-- BEGIN ENTRIES PROVIDED --

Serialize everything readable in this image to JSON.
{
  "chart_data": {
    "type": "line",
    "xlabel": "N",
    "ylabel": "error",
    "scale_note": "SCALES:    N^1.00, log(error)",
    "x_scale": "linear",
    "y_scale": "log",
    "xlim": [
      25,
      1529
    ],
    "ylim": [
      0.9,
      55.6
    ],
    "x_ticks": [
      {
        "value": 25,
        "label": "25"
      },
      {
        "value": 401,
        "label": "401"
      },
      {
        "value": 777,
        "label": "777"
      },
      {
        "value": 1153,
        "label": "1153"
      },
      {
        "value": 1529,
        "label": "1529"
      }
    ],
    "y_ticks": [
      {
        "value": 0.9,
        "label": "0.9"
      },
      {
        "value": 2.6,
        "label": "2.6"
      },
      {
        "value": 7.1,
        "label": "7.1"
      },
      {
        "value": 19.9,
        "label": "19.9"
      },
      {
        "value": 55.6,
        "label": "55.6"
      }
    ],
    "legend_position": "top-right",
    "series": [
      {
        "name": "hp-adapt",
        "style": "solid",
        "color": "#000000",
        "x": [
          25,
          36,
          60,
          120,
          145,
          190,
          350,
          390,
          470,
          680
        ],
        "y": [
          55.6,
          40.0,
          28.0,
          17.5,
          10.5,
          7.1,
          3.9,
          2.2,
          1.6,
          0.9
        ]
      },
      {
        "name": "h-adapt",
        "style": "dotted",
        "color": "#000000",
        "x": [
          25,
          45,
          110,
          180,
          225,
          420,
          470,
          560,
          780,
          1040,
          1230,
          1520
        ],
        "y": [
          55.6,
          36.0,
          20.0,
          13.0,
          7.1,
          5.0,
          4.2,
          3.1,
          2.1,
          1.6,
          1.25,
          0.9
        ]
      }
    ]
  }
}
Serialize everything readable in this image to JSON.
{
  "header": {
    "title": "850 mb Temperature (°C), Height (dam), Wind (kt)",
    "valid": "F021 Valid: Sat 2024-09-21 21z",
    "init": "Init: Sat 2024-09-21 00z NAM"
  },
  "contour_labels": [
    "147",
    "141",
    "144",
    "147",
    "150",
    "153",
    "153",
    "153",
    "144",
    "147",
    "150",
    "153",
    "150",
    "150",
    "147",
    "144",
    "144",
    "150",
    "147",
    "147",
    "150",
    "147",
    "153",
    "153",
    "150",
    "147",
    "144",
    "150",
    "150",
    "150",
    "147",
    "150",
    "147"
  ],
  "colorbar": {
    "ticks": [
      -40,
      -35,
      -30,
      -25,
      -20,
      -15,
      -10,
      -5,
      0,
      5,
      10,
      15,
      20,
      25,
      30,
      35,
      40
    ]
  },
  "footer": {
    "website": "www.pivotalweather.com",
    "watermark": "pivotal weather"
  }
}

-- END ENTRIES PROVIDED --

__TASK__. Emit the records above again, exactly, with no line skipped.

__ANSWER TO THIS PROBLEM__.
Serialize everything readable in this image to JSON.
{
  "chart_data": {
    "type": "line",
    "xlabel": "N",
    "ylabel": "error",
    "scale_note": "SCALES:    N^1.00, log(error)",
    "x_scale": "linear",
    "y_scale": "log",
    "xlim": [
      25,
      1529
    ],
    "ylim": [
      0.9,
      55.6
    ],
    "x_ticks": [
      {
        "value": 25,
        "label": "25"
      },
      {
        "value": 401,
        "label": "401"
      },
      {
        "value": 777,
        "label": "777"
      },
      {
        "value": 1153,
        "label": "1153"
      },
      {
        "value": 1529,
        "label": "1529"
      }
    ],
    "y_ticks": [
      {
        "value": 0.9,
        "label": "0.9"
      },
      {
        "value": 2.6,
        "label": "2.6"
      },
      {
        "value": 7.1,
        "label": "7.1"
      },
      {
        "value": 19.9,
        "label": "19.9"
      },
      {
        "value": 55.6,
        "label": "55.6"
      }
    ],
    "legend_position": "top-right",
    "series": [
      {
        "name": "hp-adapt",
        "style": "solid",
        "color": "#000000",
        "x": [
          25,
          36,
          60,
          120,
          145,
          190,
          350,
          390,
          470,
          680
        ],
        "y": [
          55.6,
          40.0,
          28.0,
          17.5,
          10.5,
          7.1,
          3.9,
          2.2,
          1.6,
          0.9
        ]
      },
      {
        "name": "h-adapt",
        "style": "dotted",
        "color": "#000000",
        "x": [
          25,
          45,
          110,
          180,
          225,
          420,
          470,
          560,
          780,
          1040,
          1230,
          1520
        ],
        "y": [
          55.6,
          36.0,
          20.0,
          13.0,
          7.1,
          5.0,
          4.2,
          3.1,
          2.1,
          1.6,
          1.25,
          0.9
        ]
      }
    ]
  }
}
Serialize everything readable in this image to JSON.
{
  "header": {
    "title": "850 mb Temperature (°C), Height (dam), Wind (kt)",
    "valid": "F021 Valid: Sat 2024-09-21 21z",
    "init": "Init: Sat 2024-09-21 00z NAM"
  },
  "contour_labels": [
    "147",
    "141",
    "144",
    "147",
    "150",
    "153",
    "153",
    "153",
    "144",
    "147",
    "150",
    "153",
    "150",
    "150",
    "147",
    "144",
    "144",
    "150",
    "147",
    "147",
    "150",
    "147",
    "153",
    "153",
    "150",
    "147",
    "144",
    "150",
    "150",
    "150",
    "147",
    "150",
    "147"
  ],
  "colorbar": {
    "ticks": [
      -40,
      -35,
      -30,
      -25,
      -20,
      -15,
      -10,
      -5,
      0,
      5,
      10,
      15,
      20,
      25,
      30,
      35,
      40
    ]
  },
  "footer": {
    "website": "www.pivotalweather.com",
    "watermark": "pivotal weather"
  }
}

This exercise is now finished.